Supplied material:
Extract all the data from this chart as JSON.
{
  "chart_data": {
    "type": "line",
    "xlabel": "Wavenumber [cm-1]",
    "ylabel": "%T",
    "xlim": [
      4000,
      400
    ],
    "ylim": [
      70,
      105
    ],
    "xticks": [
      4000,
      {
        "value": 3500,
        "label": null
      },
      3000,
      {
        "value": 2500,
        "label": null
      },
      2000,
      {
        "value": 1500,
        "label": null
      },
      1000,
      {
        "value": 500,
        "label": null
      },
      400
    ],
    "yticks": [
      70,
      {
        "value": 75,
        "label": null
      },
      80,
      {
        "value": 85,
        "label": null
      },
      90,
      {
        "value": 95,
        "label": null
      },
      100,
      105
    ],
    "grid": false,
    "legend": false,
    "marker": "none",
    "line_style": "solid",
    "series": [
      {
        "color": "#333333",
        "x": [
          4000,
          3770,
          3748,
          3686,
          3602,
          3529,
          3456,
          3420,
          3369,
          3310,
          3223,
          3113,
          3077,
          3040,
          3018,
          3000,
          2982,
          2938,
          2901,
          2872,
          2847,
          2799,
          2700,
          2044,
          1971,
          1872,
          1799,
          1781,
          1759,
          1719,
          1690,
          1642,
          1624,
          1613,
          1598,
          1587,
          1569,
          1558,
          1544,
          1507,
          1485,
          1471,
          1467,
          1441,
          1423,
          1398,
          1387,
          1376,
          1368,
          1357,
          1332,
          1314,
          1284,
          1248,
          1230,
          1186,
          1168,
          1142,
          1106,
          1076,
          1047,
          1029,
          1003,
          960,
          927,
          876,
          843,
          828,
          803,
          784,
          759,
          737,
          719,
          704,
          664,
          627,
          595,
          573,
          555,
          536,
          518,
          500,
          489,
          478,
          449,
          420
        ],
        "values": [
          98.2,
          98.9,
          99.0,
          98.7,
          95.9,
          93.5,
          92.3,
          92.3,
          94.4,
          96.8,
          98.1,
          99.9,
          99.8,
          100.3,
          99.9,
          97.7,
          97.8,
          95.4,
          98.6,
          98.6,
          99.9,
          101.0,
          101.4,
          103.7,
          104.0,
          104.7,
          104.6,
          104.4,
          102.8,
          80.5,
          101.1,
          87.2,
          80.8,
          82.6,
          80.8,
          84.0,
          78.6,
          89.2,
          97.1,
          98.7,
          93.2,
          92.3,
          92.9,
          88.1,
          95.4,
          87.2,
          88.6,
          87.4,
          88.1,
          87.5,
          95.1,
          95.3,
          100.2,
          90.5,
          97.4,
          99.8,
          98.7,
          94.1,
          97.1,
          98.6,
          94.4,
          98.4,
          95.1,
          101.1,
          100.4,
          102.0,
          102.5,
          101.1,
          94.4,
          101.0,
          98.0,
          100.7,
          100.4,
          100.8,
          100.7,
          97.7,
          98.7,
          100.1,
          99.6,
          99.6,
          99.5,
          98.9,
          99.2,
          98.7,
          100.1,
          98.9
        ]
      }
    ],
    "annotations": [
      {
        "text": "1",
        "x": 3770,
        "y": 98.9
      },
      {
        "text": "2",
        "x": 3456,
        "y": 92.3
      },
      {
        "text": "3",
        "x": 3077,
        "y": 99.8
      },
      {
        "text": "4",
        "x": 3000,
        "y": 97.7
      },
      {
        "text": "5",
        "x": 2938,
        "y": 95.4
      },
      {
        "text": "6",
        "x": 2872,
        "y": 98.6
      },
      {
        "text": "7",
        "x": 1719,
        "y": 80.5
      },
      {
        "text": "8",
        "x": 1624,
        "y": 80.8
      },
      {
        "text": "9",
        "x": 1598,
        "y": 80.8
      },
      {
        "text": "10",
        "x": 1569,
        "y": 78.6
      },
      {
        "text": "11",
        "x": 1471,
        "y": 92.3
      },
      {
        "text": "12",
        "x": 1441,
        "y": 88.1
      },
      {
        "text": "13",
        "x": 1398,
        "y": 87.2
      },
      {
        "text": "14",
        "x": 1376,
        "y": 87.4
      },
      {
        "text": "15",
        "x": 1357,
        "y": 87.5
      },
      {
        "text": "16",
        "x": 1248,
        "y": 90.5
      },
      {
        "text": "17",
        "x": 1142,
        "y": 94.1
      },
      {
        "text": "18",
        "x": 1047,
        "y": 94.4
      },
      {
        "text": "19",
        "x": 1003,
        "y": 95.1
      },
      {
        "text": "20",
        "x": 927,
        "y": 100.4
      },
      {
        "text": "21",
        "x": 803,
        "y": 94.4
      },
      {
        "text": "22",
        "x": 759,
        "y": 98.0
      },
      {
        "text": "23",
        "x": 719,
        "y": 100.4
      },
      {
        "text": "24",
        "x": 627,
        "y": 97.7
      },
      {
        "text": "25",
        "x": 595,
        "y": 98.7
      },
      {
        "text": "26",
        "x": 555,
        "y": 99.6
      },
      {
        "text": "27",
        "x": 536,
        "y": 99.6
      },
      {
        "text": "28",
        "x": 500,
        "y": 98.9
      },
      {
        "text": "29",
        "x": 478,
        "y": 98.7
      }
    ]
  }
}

Objective: Reproduce the listing above verbatim, from first line to last.

Written response:
Extract all the data from this chart as JSON.
{
  "chart_data": {
    "type": "line",
    "xlabel": "Wavenumber [cm-1]",
    "ylabel": "%T",
    "xlim": [
      4000,
      400
    ],
    "ylim": [
      70,
      105
    ],
    "xticks": [
      4000,
      {
        "value": 3500,
        "label": null
      },
      3000,
      {
        "value": 2500,
        "label": null
      },
      2000,
      {
        "value": 1500,
        "label": null
      },
      1000,
      {
        "value": 500,
        "label": null
      },
      400
    ],
    "yticks": [
      70,
      {
        "value": 75,
        "label": null
      },
      80,
      {
        "value": 85,
        "label": null
      },
      90,
      {
        "value": 95,
        "label": null
      },
      100,
      105
    ],
    "grid": false,
    "legend": false,
    "marker": "none",
    "line_style": "solid",
    "series": [
      {
        "color": "#333333",
        "x": [
          4000,
          3770,
          3748,
          3686,
          3602,
          3529,
          3456,
          3420,
          3369,
          3310,
          3223,
          3113,
          3077,
          3040,
          3018,
          3000,
          2982,
          2938,
          2901,
          2872,
          2847,
          2799,
          2700,
          2044,
          1971,
          1872,
          1799,
          1781,
          1759,
          1719,
          1690,
          1642,
          1624,
          1613,
          1598,
          1587,
          1569,
          1558,
          1544,
          1507,
          1485,
          1471,
          1467,
          1441,
          1423,
          1398,
          1387,
          1376,
          1368,
          1357,
          1332,
          1314,
          1284,
          1248,
          1230,
          1186,
          1168,
          1142,
          1106,
          1076,
          1047,
          1029,
          1003,
          960,
          927,
          876,
          843,
          828,
          803,
          784,
          759,
          737,
          719,
          704,
          664,
          627,
          595,
          573,
          555,
          536,
          518,
          500,
          489,
          478,
          449,
          420
        ],
        "values": [
          98.2,
          98.9,
          99.0,
          98.7,
          95.9,
          93.5,
          92.3,
          92.3,
          94.4,
          96.8,
          98.1,
          99.9,
          99.8,
          100.3,
          99.9,
          97.7,
          97.8,
          95.4,
          98.6,
          98.6,
          99.9,
          101.0,
          101.4,
          103.7,
          104.0,
          104.7,
          104.6,
          104.4,
          102.8,
          80.5,
          101.1,
          87.2,
          80.8,
          82.6,
          80.8,
          84.0,
          78.6,
          89.2,
          97.1,
          98.7,
          93.2,
          92.3,
          92.9,
          88.1,
          95.4,
          87.2,
          88.6,
          87.4,
          88.1,
          87.5,
          95.1,
          95.3,
          100.2,
          90.5,
          97.4,
          99.8,
          98.7,
          94.1,
          97.1,
          98.6,
          94.4,
          98.4,
          95.1,
          101.1,
          100.4,
          102.0,
          102.5,
          101.1,
          94.4,
          101.0,
          98.0,
          100.7,
          100.4,
          100.8,
          100.7,
          97.7,
          98.7,
          100.1,
          99.6,
          99.6,
          99.5,
          98.9,
          99.2,
          98.7,
          100.1,
          98.9
        ]
      }
    ],
    "annotations": [
      {
        "text": "1",
        "x": 3770,
        "y": 98.9
      },
      {
        "text": "2",
        "x": 3456,
        "y": 92.3
      },
      {
        "text": "3",
        "x": 3077,
        "y": 99.8
      },
      {
        "text": "4",
        "x": 3000,
        "y": 97.7
      },
      {
        "text": "5",
        "x": 2938,
        "y": 95.4
      },
      {
        "text": "6",
        "x": 2872,
        "y": 98.6
      },
      {
        "text": "7",
        "x": 1719,
        "y": 80.5
      },
      {
        "text": "8",
        "x": 1624,
        "y": 80.8
      },
      {
        "text": "9",
        "x": 1598,
        "y": 80.8
      },
      {
        "text": "10",
        "x": 1569,
        "y": 78.6
      },
      {
        "text": "11",
        "x": 1471,
        "y": 92.3
      },
      {
        "text": "12",
        "x": 1441,
        "y": 88.1
      },
      {
        "text": "13",
        "x": 1398,
        "y": 87.2
      },
      {
        "text": "14",
        "x": 1376,
        "y": 87.4
      },
      {
        "text": "15",
        "x": 1357,
        "y": 87.5
      },
      {
        "text": "16",
        "x": 1248,
        "y": 90.5
      },
      {
        "text": "17",
        "x": 1142,
        "y": 94.1
      },
      {
        "text": "18",
        "x": 1047,
        "y": 94.4
      },
      {
        "text": "19",
        "x": 1003,
        "y": 95.1
      },
      {
        "text": "20",
        "x": 927,
        "y": 100.4
      },
      {
        "text": "21",
        "x": 803,
        "y": 94.4
      },
      {
        "text": "22",
        "x": 759,
        "y": 98.0
      },
      {
        "text": "23",
        "x": 719,
        "y": 100.4
      },
      {
        "text": "24",
        "x": 627,
        "y": 97.7
      },
      {
        "text": "25",
        "x": 595,
        "y": 98.7
      },
      {
        "text": "26",
        "x": 555,
        "y": 99.6
      },
      {
        "text": "27",
        "x": 536,
        "y": 99.6
      },
      {
        "text": "28",
        "x": 500,
        "y": 98.9
      },
      {
        "text": "29",
        "x": 478,
        "y": 98.7
      }
    ]
  }
}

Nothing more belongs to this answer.